**INSTRUCTIONS FOR THE TASK:** Print all the entries verbatim.
● ● ● ●
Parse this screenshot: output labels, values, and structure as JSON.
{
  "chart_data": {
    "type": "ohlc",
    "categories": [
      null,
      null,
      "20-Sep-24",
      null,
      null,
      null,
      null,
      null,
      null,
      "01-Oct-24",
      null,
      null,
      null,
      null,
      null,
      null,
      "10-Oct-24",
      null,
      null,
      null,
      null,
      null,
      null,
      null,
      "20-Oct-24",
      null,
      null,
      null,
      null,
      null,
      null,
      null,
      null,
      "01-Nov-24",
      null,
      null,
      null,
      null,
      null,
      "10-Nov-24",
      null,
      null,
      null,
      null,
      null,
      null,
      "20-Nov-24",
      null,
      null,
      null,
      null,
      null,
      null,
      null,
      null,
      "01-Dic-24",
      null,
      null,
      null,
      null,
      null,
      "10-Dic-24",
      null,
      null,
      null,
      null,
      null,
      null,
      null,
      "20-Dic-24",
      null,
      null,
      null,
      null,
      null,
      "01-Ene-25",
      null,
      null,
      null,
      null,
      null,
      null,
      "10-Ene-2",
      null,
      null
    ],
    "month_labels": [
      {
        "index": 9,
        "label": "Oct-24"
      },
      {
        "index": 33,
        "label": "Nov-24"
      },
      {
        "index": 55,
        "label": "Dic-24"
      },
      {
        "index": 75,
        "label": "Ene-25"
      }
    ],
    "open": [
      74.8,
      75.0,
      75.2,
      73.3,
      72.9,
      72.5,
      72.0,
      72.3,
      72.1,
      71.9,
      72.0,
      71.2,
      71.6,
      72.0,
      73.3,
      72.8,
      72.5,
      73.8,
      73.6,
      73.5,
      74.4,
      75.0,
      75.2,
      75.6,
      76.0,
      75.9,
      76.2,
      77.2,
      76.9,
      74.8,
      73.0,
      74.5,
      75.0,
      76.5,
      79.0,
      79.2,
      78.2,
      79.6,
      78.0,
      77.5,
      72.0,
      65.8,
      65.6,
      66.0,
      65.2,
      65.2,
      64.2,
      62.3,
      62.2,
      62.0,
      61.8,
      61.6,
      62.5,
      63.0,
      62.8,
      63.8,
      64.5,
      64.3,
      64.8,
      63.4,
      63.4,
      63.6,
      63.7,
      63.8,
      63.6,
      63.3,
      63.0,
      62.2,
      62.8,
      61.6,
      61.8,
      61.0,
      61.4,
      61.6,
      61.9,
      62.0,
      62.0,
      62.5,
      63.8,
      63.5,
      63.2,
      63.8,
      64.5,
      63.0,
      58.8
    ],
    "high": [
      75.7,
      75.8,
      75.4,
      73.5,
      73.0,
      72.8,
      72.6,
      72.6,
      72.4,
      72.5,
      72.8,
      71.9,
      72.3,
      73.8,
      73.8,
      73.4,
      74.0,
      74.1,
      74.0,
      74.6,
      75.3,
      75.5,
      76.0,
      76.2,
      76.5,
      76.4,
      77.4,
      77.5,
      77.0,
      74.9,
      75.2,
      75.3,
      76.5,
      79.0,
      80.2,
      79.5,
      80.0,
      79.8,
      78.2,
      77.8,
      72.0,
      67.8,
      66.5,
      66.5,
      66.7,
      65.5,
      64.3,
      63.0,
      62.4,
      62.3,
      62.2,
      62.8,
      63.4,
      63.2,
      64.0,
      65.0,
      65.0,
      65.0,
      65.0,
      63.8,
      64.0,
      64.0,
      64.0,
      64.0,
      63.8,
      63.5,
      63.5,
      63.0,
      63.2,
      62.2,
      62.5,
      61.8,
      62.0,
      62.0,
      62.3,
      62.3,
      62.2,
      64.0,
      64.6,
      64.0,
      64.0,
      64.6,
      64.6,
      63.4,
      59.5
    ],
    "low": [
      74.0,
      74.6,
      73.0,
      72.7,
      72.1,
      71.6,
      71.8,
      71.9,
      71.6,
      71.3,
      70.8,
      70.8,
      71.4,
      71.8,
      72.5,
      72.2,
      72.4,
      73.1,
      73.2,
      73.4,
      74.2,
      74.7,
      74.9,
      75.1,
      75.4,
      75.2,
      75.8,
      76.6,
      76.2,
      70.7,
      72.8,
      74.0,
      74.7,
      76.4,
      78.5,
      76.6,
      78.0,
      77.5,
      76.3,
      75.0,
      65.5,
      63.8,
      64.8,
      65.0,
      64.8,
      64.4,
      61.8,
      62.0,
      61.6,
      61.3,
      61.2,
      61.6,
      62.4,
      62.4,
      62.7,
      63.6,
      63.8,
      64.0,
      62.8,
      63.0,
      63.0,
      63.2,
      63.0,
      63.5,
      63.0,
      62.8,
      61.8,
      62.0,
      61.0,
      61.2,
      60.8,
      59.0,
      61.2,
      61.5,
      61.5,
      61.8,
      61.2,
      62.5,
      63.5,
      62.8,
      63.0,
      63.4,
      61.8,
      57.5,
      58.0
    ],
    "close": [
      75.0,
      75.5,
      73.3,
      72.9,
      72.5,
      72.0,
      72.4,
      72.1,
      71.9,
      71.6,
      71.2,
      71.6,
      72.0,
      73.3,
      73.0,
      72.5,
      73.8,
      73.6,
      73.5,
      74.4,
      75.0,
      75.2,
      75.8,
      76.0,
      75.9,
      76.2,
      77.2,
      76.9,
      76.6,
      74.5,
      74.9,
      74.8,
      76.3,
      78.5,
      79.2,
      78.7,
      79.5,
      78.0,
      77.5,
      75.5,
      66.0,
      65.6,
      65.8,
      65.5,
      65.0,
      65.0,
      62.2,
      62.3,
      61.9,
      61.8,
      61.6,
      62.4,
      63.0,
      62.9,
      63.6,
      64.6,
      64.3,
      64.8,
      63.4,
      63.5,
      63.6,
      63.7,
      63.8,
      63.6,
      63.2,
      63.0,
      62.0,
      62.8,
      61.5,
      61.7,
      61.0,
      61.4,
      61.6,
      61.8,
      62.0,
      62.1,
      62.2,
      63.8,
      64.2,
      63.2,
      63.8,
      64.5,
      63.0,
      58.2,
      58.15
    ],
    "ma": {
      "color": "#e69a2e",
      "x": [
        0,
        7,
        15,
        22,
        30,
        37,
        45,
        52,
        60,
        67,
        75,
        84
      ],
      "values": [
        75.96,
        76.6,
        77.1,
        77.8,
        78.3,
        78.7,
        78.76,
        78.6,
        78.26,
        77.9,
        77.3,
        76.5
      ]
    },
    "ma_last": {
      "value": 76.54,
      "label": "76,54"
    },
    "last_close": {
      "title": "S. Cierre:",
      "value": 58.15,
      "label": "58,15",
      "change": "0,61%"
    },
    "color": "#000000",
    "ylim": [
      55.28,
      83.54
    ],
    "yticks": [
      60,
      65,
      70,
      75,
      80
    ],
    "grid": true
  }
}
● ● ● ●
**RESPONSE FOR THIS EXERCISE:**
Parse this screenshot: output labels, values, and structure as JSON.
{
  "chart_data": {
    "type": "ohlc",
    "categories": [
      null,
      null,
      "20-Sep-24",
      null,
      null,
      null,
      null,
      null,
      null,
      "01-Oct-24",
      null,
      null,
      null,
      null,
      null,
      null,
      "10-Oct-24",
      null,
      null,
      null,
      null,
      null,
      null,
      null,
      "20-Oct-24",
      null,
      null,
      null,
      null,
      null,
      null,
      null,
      null,
      "01-Nov-24",
      null,
      null,
      null,
      null,
      null,
      "10-Nov-24",
      null,
      null,
      null,
      null,
      null,
      null,
      "20-Nov-24",
      null,
      null,
      null,
      null,
      null,
      null,
      null,
      null,
      "01-Dic-24",
      null,
      null,
      null,
      null,
      null,
      "10-Dic-24",
      null,
      null,
      null,
      null,
      null,
      null,
      null,
      "20-Dic-24",
      null,
      null,
      null,
      null,
      null,
      "01-Ene-25",
      null,
      null,
      null,
      null,
      null,
      null,
      "10-Ene-2",
      null,
      null
    ],
    "month_labels": [
      {
        "index": 9,
        "label": "Oct-24"
      },
      {
        "index": 33,
        "label": "Nov-24"
      },
      {
        "index": 55,
        "label": "Dic-24"
      },
      {
        "index": 75,
        "label": "Ene-25"
      }
    ],
    "open": [
      74.8,
      75.0,
      75.2,
      73.3,
      72.9,
      72.5,
      72.0,
      72.3,
      72.1,
      71.9,
      72.0,
      71.2,
      71.6,
      72.0,
      73.3,
      72.8,
      72.5,
      73.8,
      73.6,
      73.5,
      74.4,
      75.0,
      75.2,
      75.6,
      76.0,
      75.9,
      76.2,
      77.2,
      76.9,
      74.8,
      73.0,
      74.5,
      75.0,
      76.5,
      79.0,
      79.2,
      78.2,
      79.6,
      78.0,
      77.5,
      72.0,
      65.8,
      65.6,
      66.0,
      65.2,
      65.2,
      64.2,
      62.3,
      62.2,
      62.0,
      61.8,
      61.6,
      62.5,
      63.0,
      62.8,
      63.8,
      64.5,
      64.3,
      64.8,
      63.4,
      63.4,
      63.6,
      63.7,
      63.8,
      63.6,
      63.3,
      63.0,
      62.2,
      62.8,
      61.6,
      61.8,
      61.0,
      61.4,
      61.6,
      61.9,
      62.0,
      62.0,
      62.5,
      63.8,
      63.5,
      63.2,
      63.8,
      64.5,
      63.0,
      58.8
    ],
    "high": [
      75.7,
      75.8,
      75.4,
      73.5,
      73.0,
      72.8,
      72.6,
      72.6,
      72.4,
      72.5,
      72.8,
      71.9,
      72.3,
      73.8,
      73.8,
      73.4,
      74.0,
      74.1,
      74.0,
      74.6,
      75.3,
      75.5,
      76.0,
      76.2,
      76.5,
      76.4,
      77.4,
      77.5,
      77.0,
      74.9,
      75.2,
      75.3,
      76.5,
      79.0,
      80.2,
      79.5,
      80.0,
      79.8,
      78.2,
      77.8,
      72.0,
      67.8,
      66.5,
      66.5,
      66.7,
      65.5,
      64.3,
      63.0,
      62.4,
      62.3,
      62.2,
      62.8,
      63.4,
      63.2,
      64.0,
      65.0,
      65.0,
      65.0,
      65.0,
      63.8,
      64.0,
      64.0,
      64.0,
      64.0,
      63.8,
      63.5,
      63.5,
      63.0,
      63.2,
      62.2,
      62.5,
      61.8,
      62.0,
      62.0,
      62.3,
      62.3,
      62.2,
      64.0,
      64.6,
      64.0,
      64.0,
      64.6,
      64.6,
      63.4,
      59.5
    ],
    "low": [
      74.0,
      74.6,
      73.0,
      72.7,
      72.1,
      71.6,
      71.8,
      71.9,
      71.6,
      71.3,
      70.8,
      70.8,
      71.4,
      71.8,
      72.5,
      72.2,
      72.4,
      73.1,
      73.2,
      73.4,
      74.2,
      74.7,
      74.9,
      75.1,
      75.4,
      75.2,
      75.8,
      76.6,
      76.2,
      70.7,
      72.8,
      74.0,
      74.7,
      76.4,
      78.5,
      76.6,
      78.0,
      77.5,
      76.3,
      75.0,
      65.5,
      63.8,
      64.8,
      65.0,
      64.8,
      64.4,
      61.8,
      62.0,
      61.6,
      61.3,
      61.2,
      61.6,
      62.4,
      62.4,
      62.7,
      63.6,
      63.8,
      64.0,
      62.8,
      63.0,
      63.0,
      63.2,
      63.0,
      63.5,
      63.0,
      62.8,
      61.8,
      62.0,
      61.0,
      61.2,
      60.8,
      59.0,
      61.2,
      61.5,
      61.5,
      61.8,
      61.2,
      62.5,
      63.5,
      62.8,
      63.0,
      63.4,
      61.8,
      57.5,
      58.0
    ],
    "close": [
      75.0,
      75.5,
      73.3,
      72.9,
      72.5,
      72.0,
      72.4,
      72.1,
      71.9,
      71.6,
      71.2,
      71.6,
      72.0,
      73.3,
      73.0,
      72.5,
      73.8,
      73.6,
      73.5,
      74.4,
      75.0,
      75.2,
      75.8,
      76.0,
      75.9,
      76.2,
      77.2,
      76.9,
      76.6,
      74.5,
      74.9,
      74.8,
      76.3,
      78.5,
      79.2,
      78.7,
      79.5,
      78.0,
      77.5,
      75.5,
      66.0,
      65.6,
      65.8,
      65.5,
      65.0,
      65.0,
      62.2,
      62.3,
      61.9,
      61.8,
      61.6,
      62.4,
      63.0,
      62.9,
      63.6,
      64.6,
      64.3,
      64.8,
      63.4,
      63.5,
      63.6,
      63.7,
      63.8,
      63.6,
      63.2,
      63.0,
      62.0,
      62.8,
      61.5,
      61.7,
      61.0,
      61.4,
      61.6,
      61.8,
      62.0,
      62.1,
      62.2,
      63.8,
      64.2,
      63.2,
      63.8,
      64.5,
      63.0,
      58.2,
      58.15
    ],
    "ma": {
      "color": "#e69a2e",
      "x": [
        0,
        7,
        15,
        22,
        30,
        37,
        45,
        52,
        60,
        67,
        75,
        84
      ],
      "values": [
        75.96,
        76.6,
        77.1,
        77.8,
        78.3,
        78.7,
        78.76,
        78.6,
        78.26,
        77.9,
        77.3,
        76.5
      ]
    },
    "ma_last": {
      "value": 76.54,
      "label": "76,54"
    },
    "last_close": {
      "title": "S. Cierre:",
      "value": 58.15,
      "label": "58,15",
      "change": "0,61%"
    },
    "color": "#000000",
    "ylim": [
      55.28,
      83.54
    ],
    "yticks": [
      60,
      65,
      70,
      75,
      80
    ],
    "grid": true
  }
}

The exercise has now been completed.